> [Aim]:
Copy each line below in which the string "TradingView" occurs.

-*-*-

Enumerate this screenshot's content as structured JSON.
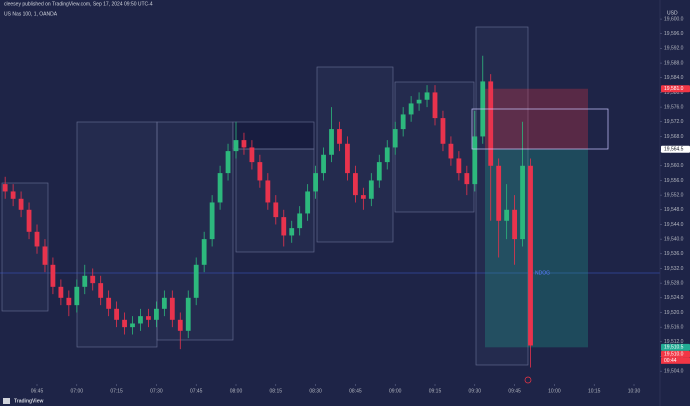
{
  "chart_data": {
    "type": "candlestick",
    "subtitle": "cleesey published on TradingView.com, Sep 17, 2024 09:50 UTC-4",
    "title": "US Nas 100, 1, OANDA",
    "currency": "USD",
    "footer": "TradingView",
    "annotation": "NDOG",
    "countdown": "00:44",
    "up_color": "#2db87d",
    "down_color": "#e8334d",
    "categories": [
      null,
      null,
      null,
      null,
      "06:45",
      null,
      null,
      null,
      null,
      "07:00",
      null,
      null,
      null,
      null,
      "07:15",
      null,
      null,
      null,
      null,
      "07:30",
      null,
      null,
      null,
      null,
      "07:45",
      null,
      null,
      null,
      null,
      "08:00",
      null,
      null,
      null,
      null,
      "08:15",
      null,
      null,
      null,
      null,
      "08:30",
      null,
      null,
      null,
      null,
      "08:45",
      null,
      null,
      null,
      null,
      "09:00",
      null,
      null,
      null,
      null,
      "09:15",
      null,
      null,
      null,
      null,
      "09:30",
      null,
      null,
      null,
      null,
      "09:45",
      null,
      null,
      null,
      null,
      "10:00",
      null,
      null,
      null,
      null,
      "10:15",
      null,
      null,
      null,
      null,
      "10:30"
    ],
    "open": [
      19555,
      19553,
      19551,
      19548,
      19542,
      19538,
      19533,
      19527,
      19524,
      19522,
      19527,
      19530,
      19528,
      19524,
      19521,
      19518,
      19516,
      19517,
      19519,
      19518,
      19521,
      19524,
      19518,
      19515,
      19524,
      19533,
      19540,
      19550,
      19558,
      19564,
      19567,
      19565,
      19561,
      19556,
      19550,
      19546,
      19541,
      19543,
      19547,
      19553,
      19558,
      19563,
      19570,
      19566,
      19558,
      19552,
      19551,
      19556,
      19561,
      19565,
      19570,
      19574,
      19577,
      19578,
      19580,
      19573,
      19566,
      19562,
      19558,
      19555,
      19568,
      19583,
      19560,
      19545,
      19548,
      19540,
      19560,
      null,
      null,
      null,
      null,
      null,
      null,
      null,
      null,
      null,
      null,
      null,
      null,
      null
    ],
    "high": [
      19557,
      19555,
      19553,
      19550,
      19544,
      19540,
      19535,
      19529,
      19526,
      19529,
      19533,
      19532,
      19530,
      19526,
      19523,
      19520,
      19519,
      19521,
      19521,
      19523,
      19526,
      19526,
      19520,
      19526,
      19535,
      19542,
      19552,
      19560,
      19566,
      19572,
      19569,
      19567,
      19563,
      19558,
      19552,
      19548,
      19545,
      19549,
      19555,
      19560,
      19565,
      19576,
      19572,
      19568,
      19560,
      19554,
      19558,
      19563,
      19567,
      19572,
      19576,
      19579,
      19580,
      19582,
      19582,
      19575,
      19568,
      19564,
      19560,
      19575,
      19590,
      19585,
      19562,
      19555,
      19552,
      19572,
      19562,
      null,
      null,
      null,
      null,
      null,
      null,
      null,
      null,
      null,
      null,
      null,
      null,
      null
    ],
    "low": [
      19551,
      19549,
      19546,
      19540,
      19536,
      19531,
      19525,
      19522,
      19519,
      19520,
      19525,
      19526,
      19522,
      19519,
      19516,
      19514,
      19514,
      19515,
      19516,
      19516,
      19519,
      19516,
      19510,
      19513,
      19522,
      19531,
      19538,
      19548,
      19556,
      19562,
      19563,
      19559,
      19554,
      19548,
      19544,
      19538,
      19539,
      19541,
      19545,
      19551,
      19556,
      19561,
      19564,
      19556,
      19550,
      19548,
      19549,
      19554,
      19559,
      19563,
      19568,
      19572,
      19575,
      19576,
      19571,
      19564,
      19560,
      19556,
      19552,
      19553,
      19566,
      19545,
      19535,
      19540,
      19533,
      19538,
      19505,
      null,
      null,
      null,
      null,
      null,
      null,
      null,
      null,
      null,
      null,
      null,
      null,
      null
    ],
    "close": [
      19553,
      19551,
      19548,
      19542,
      19538,
      19533,
      19527,
      19524,
      19522,
      19527,
      19530,
      19528,
      19524,
      19521,
      19518,
      19516,
      19517,
      19519,
      19518,
      19521,
      19524,
      19518,
      19515,
      19524,
      19533,
      19540,
      19550,
      19558,
      19564,
      19567,
      19565,
      19561,
      19556,
      19550,
      19546,
      19541,
      19543,
      19547,
      19553,
      19558,
      19563,
      19570,
      19566,
      19558,
      19552,
      19551,
      19556,
      19561,
      19565,
      19570,
      19574,
      19577,
      19578,
      19580,
      19573,
      19566,
      19562,
      19558,
      19555,
      19568,
      19583,
      19560,
      19545,
      19548,
      19540,
      19560,
      19511,
      null,
      null,
      null,
      null,
      null,
      null,
      null,
      null,
      null,
      null,
      null,
      null,
      null
    ],
    "ylim": [
      19500.5,
      19605.2
    ],
    "yticks": [
      {
        "value": 19504,
        "label": "19,504.0"
      },
      {
        "value": 19508,
        "label": "19,508.0"
      },
      {
        "value": 19512,
        "label": "19,512.0"
      },
      {
        "value": 19516,
        "label": "19,516.0"
      },
      {
        "value": 19520,
        "label": "19,520.0"
      },
      {
        "value": 19524,
        "label": "19,524.0"
      },
      {
        "value": 19528,
        "label": "19,528.0"
      },
      {
        "value": 19532,
        "label": "19,532.0"
      },
      {
        "value": 19536,
        "label": "19,536.0"
      },
      {
        "value": 19540,
        "label": "19,540.0"
      },
      {
        "value": 19544,
        "label": "19,544.0"
      },
      {
        "value": 19548,
        "label": "19,548.0"
      },
      {
        "value": 19552,
        "label": "19,552.0"
      },
      {
        "value": 19556,
        "label": "19,556.0"
      },
      {
        "value": 19560,
        "label": "19,560.0"
      },
      {
        "value": 19564,
        "label": "19,564.0"
      },
      {
        "value": 19568,
        "label": "19,568.0"
      },
      {
        "value": 19572,
        "label": "19,572.0"
      },
      {
        "value": 19576,
        "label": "19,576.0"
      },
      {
        "value": 19580,
        "label": "19,580.0"
      },
      {
        "value": 19584,
        "label": "19,584.0"
      },
      {
        "value": 19588,
        "label": "19,588.0"
      },
      {
        "value": 19592,
        "label": "19,592.0"
      },
      {
        "value": 19596,
        "label": "19,596.0"
      },
      {
        "value": 19600,
        "label": "19,600.0"
      }
    ],
    "price_labels": [
      {
        "value": 19581,
        "label": "19,581.0",
        "color": "#f23645"
      },
      {
        "value": 19564.5,
        "label": "19,564.5",
        "color": "#ffffff"
      },
      {
        "value": 19510.5,
        "label": "19,510.5",
        "color": "#22ab94"
      },
      {
        "value": 19510,
        "label": "19,510.0",
        "color": "#f23645"
      }
    ]
  }
}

-*-*-

> [Written reply]:
    "subtitle": "cleesey published on TradingView.com, Sep 17, 2024 09:50 UTC-4",
    "footer": "TradingView",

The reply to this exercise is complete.